══ Given information ══
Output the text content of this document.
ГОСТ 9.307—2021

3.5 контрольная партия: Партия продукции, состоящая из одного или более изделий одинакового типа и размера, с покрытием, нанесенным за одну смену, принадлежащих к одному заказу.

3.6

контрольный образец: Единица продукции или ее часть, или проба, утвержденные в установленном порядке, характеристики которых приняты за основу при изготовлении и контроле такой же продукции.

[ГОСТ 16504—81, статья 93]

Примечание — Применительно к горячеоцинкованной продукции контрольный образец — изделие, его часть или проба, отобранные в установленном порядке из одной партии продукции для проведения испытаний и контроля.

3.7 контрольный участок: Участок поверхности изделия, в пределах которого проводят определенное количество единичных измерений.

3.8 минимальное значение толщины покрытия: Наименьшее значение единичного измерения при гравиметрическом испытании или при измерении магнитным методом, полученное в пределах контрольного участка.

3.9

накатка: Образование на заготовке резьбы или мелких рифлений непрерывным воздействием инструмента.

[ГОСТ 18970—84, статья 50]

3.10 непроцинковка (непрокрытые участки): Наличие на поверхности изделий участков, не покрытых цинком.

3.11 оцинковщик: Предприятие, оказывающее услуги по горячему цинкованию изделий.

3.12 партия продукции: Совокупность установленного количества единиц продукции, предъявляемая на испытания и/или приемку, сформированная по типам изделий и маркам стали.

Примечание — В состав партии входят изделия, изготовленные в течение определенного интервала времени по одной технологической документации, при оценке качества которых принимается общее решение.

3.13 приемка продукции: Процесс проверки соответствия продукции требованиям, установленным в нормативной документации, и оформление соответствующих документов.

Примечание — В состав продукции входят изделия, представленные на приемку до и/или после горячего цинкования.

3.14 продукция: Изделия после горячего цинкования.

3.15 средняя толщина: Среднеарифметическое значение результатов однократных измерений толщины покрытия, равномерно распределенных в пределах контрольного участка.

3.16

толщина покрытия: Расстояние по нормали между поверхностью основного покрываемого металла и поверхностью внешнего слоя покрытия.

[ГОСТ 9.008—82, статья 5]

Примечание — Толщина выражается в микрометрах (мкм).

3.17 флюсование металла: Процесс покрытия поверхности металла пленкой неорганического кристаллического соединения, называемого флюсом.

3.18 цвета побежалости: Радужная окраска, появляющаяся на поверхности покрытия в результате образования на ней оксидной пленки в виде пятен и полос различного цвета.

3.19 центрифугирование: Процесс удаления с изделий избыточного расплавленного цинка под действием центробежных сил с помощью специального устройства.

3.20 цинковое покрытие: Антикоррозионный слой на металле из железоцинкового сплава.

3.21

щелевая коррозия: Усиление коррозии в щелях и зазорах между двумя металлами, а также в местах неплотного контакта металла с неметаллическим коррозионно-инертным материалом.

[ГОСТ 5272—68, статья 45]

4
═══
*Work to be completed*: Pick out all the lines with the word "входят" in them and copy them.

*Answer to the problem*:
Примечание — В состав партии входят изделия, изготовленные в течение определенного интервала времени по одной технологической документации, при оценке качества которых принимается общее решение.
Примечание — В состав продукции входят изделия, представленные на приемку до и/или после горячего цинкования.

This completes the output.